*Written problem*.
Transcribe every line exactly. Leave the pictures behind.

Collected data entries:
▶

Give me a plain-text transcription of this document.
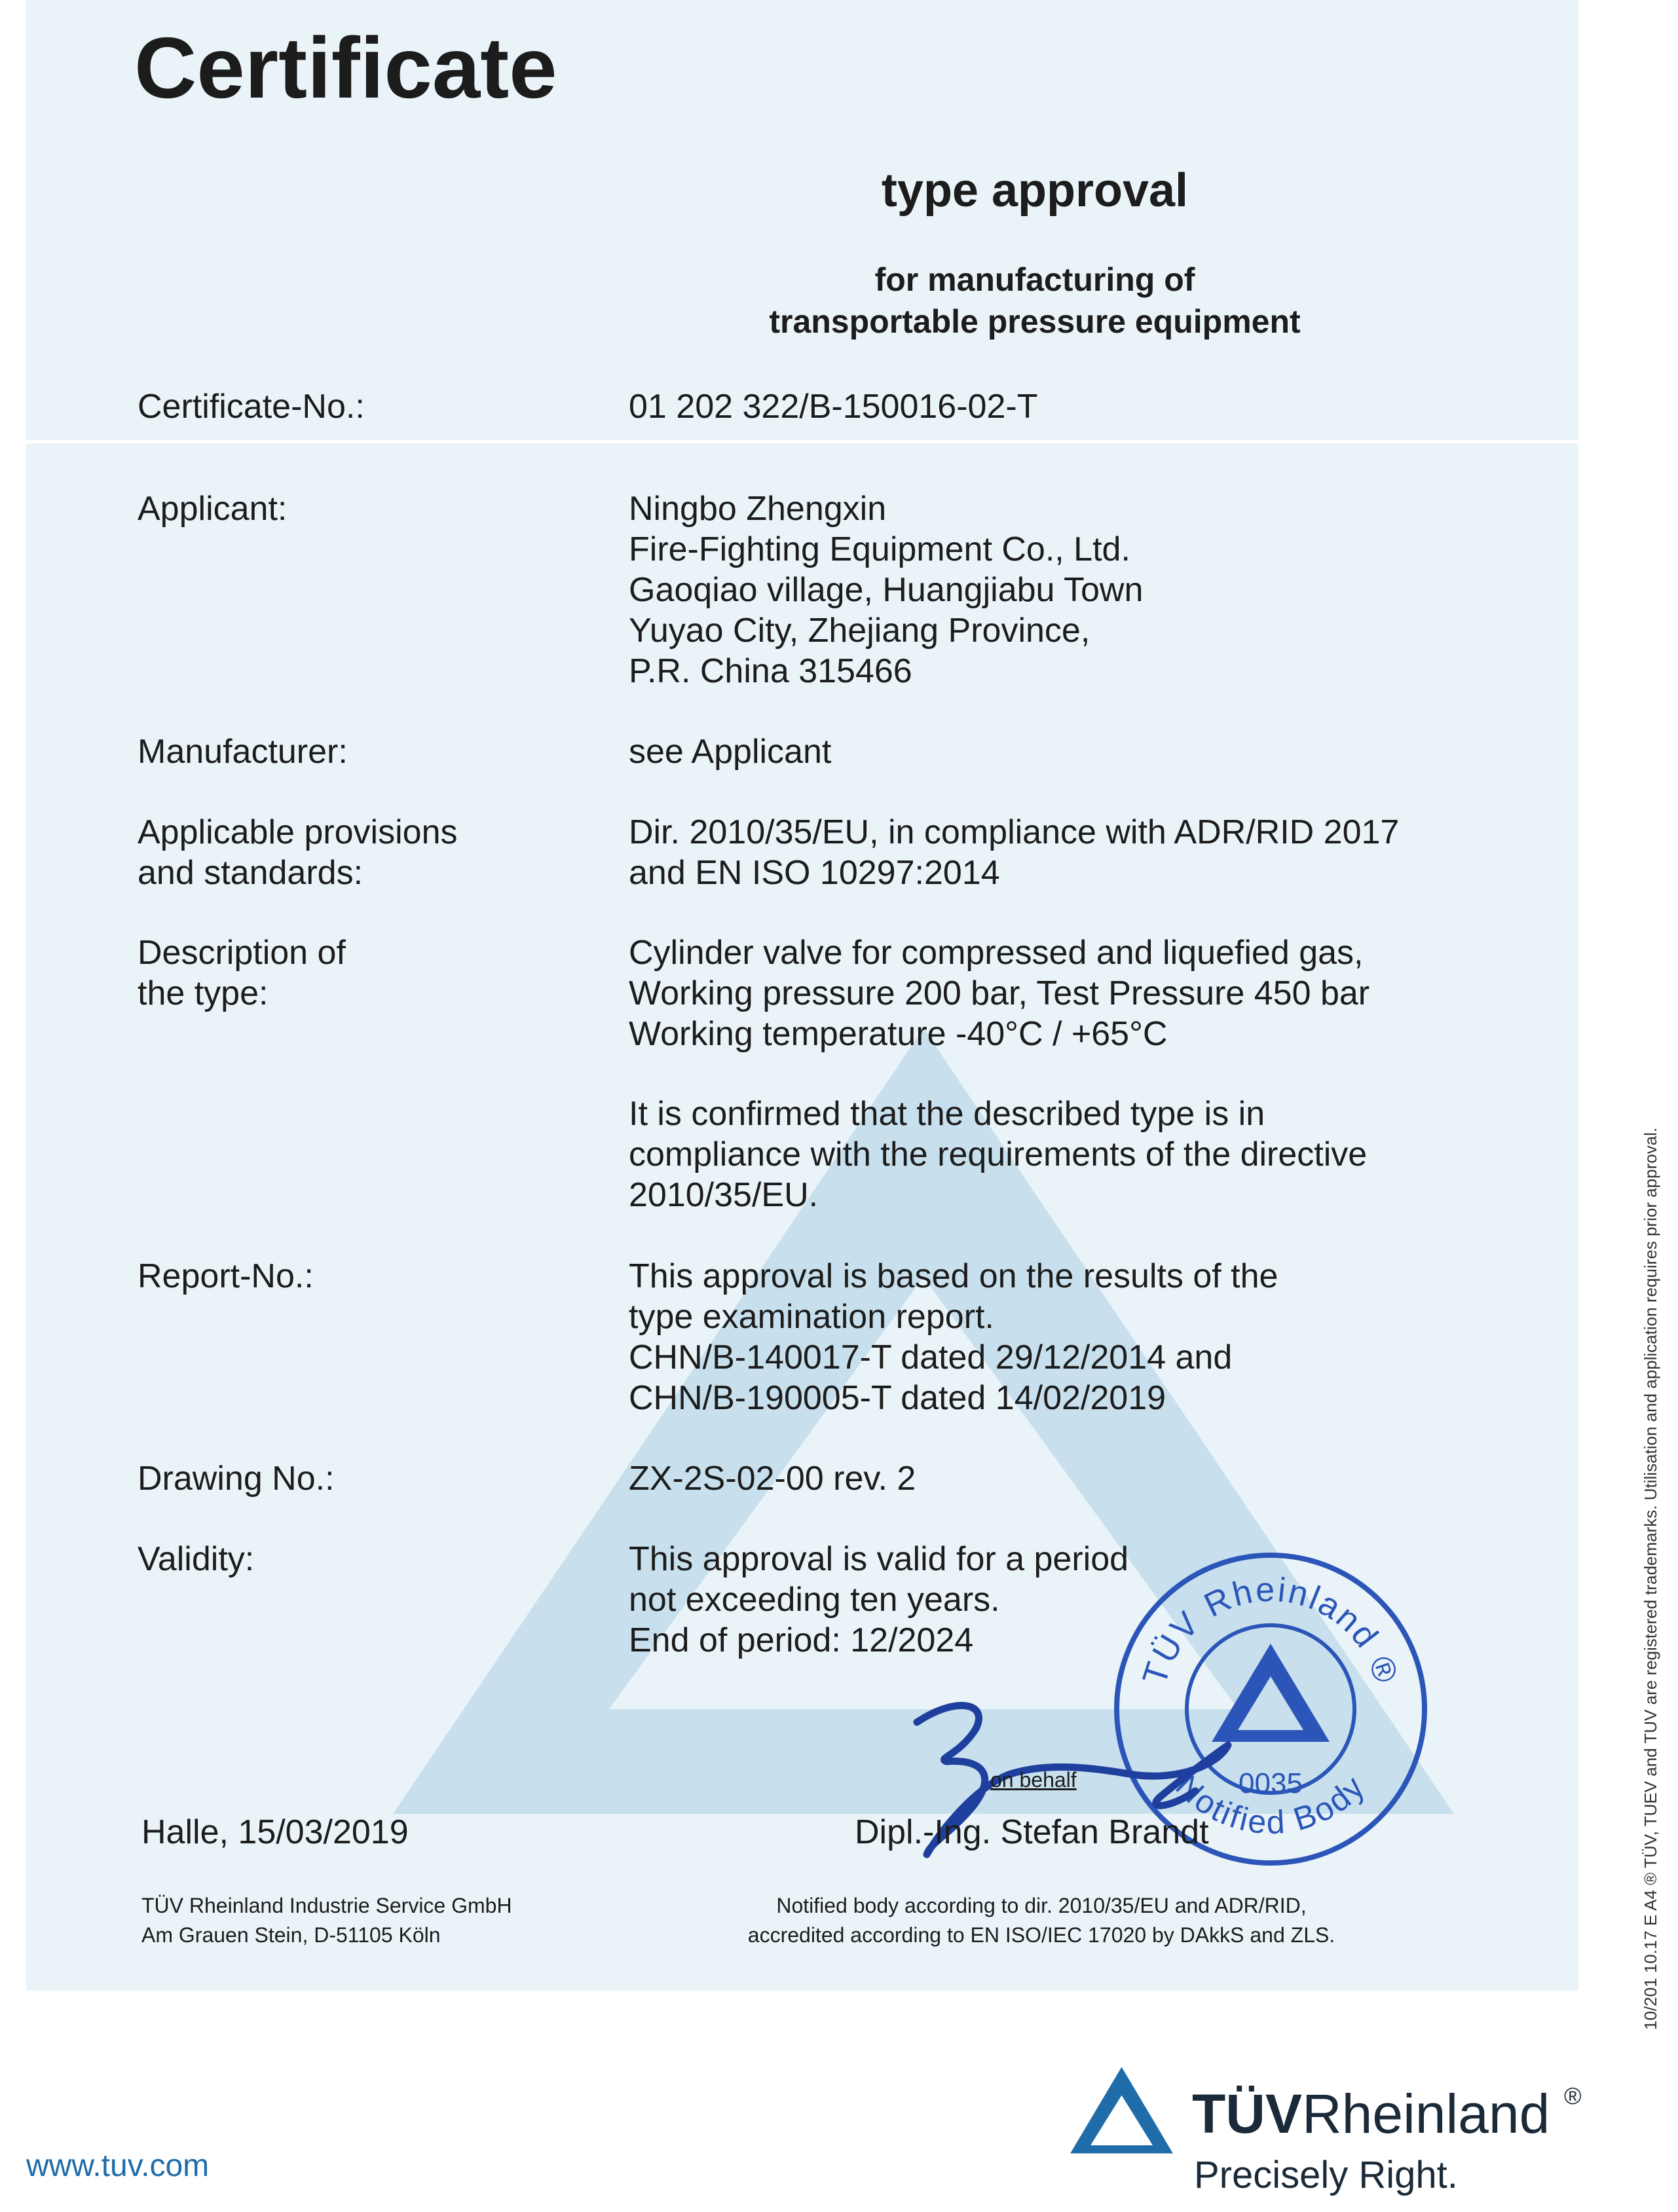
Certificate
type approval
for manufacturing of
transportable pressure equipment
Certificate-No.:	01 202 322/B-150016-02-T
Applicant:	Ningbo Zhengxin
Fire-Fighting Equipment Co., Ltd.
Gaoqiao village, Huangjiabu Town
Yuyao City, Zhejiang Province,
P.R. China 315466
Manufacturer:	see Applicant
Applicable provisions
and standards:
Dir. 2010/35/EU, in compliance with ADR/RID 2017
and EN ISO 10297:2014
Description of
the type:
Cylinder valve for compressed and liquefied gas,
Working pressure 200 bar, Test Pressure 450 bar
Working temperature -40°C / +65°C
It is confirmed that the described type is in
compliance with the requirements of the directive
2010/35/EU.
Report-No.:	This approval is based on the results of the
type examination report.
CHN/B-140017-T dated 29/12/2014 and
CHN/B-190005-T dated 14/02/2019
Drawing No.:	ZX-2S-02-00 rev. 2
Validity:	This approval is valid for a period
not exceeding ten years.
End of period: 12/2024
TÜV Rheinland ®
Notified Body
0035
on behalf
Halle, 15/03/2019	Dipl.-Ing. Stefan Brandt
TÜV Rheinland Industrie Service GmbH
Am Grauen Stein, D-51105 Köln
Notified body according to dir. 2010/35/EU and ADR/RID,
accredited according to EN ISO/IEC 17020 by DAkkS and ZLS.	10/201 10.17 E A4 ® TÜV, TUEV and TUV are registered trademarks. Utilisation and application requires prior approval.
www.tuv.com
TÜVRheinland ®
Precisely Right.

◀

*Solution to the exercise*.
Give me a plain-text transcription of this document.
Certificate
type approval
for manufacturing of
transportable pressure equipment
Certificate-No.:	01 202 322/B-150016-02-T
Applicant:	Ningbo Zhengxin
Fire-Fighting Equipment Co., Ltd.
Gaoqiao village, Huangjiabu Town
Yuyao City, Zhejiang Province,
P.R. China 315466
Manufacturer:	see Applicant
Applicable provisions
and standards:
Dir. 2010/35/EU, in compliance with ADR/RID 2017
and EN ISO 10297:2014
Description of
the type:
Cylinder valve for compressed and liquefied gas,
Working pressure 200 bar, Test Pressure 450 bar
Working temperature -40°C / +65°C
It is confirmed that the described type is in
compliance with the requirements of the directive
2010/35/EU.
Report-No.:	This approval is based on the results of the
type examination report.
CHN/B-140017-T dated 29/12/2014 and
CHN/B-190005-T dated 14/02/2019
Drawing No.:	ZX-2S-02-00 rev. 2
Validity:	This approval is valid for a period
not exceeding ten years.
End of period: 12/2024
TÜV Rheinland ®
Notified Body
0035
on behalf
Halle, 15/03/2019	Dipl.-Ing. Stefan Brandt
TÜV Rheinland Industrie Service GmbH
Am Grauen Stein, D-51105 Köln
Notified body according to dir. 2010/35/EU and ADR/RID,
accredited according to EN ISO/IEC 17020 by DAkkS and ZLS.	10/201 10.17 E A4 ® TÜV, TUEV and TUV are registered trademarks. Utilisation and application requires prior approval.
www.tuv.com
TÜVRheinland ®
Precisely Right.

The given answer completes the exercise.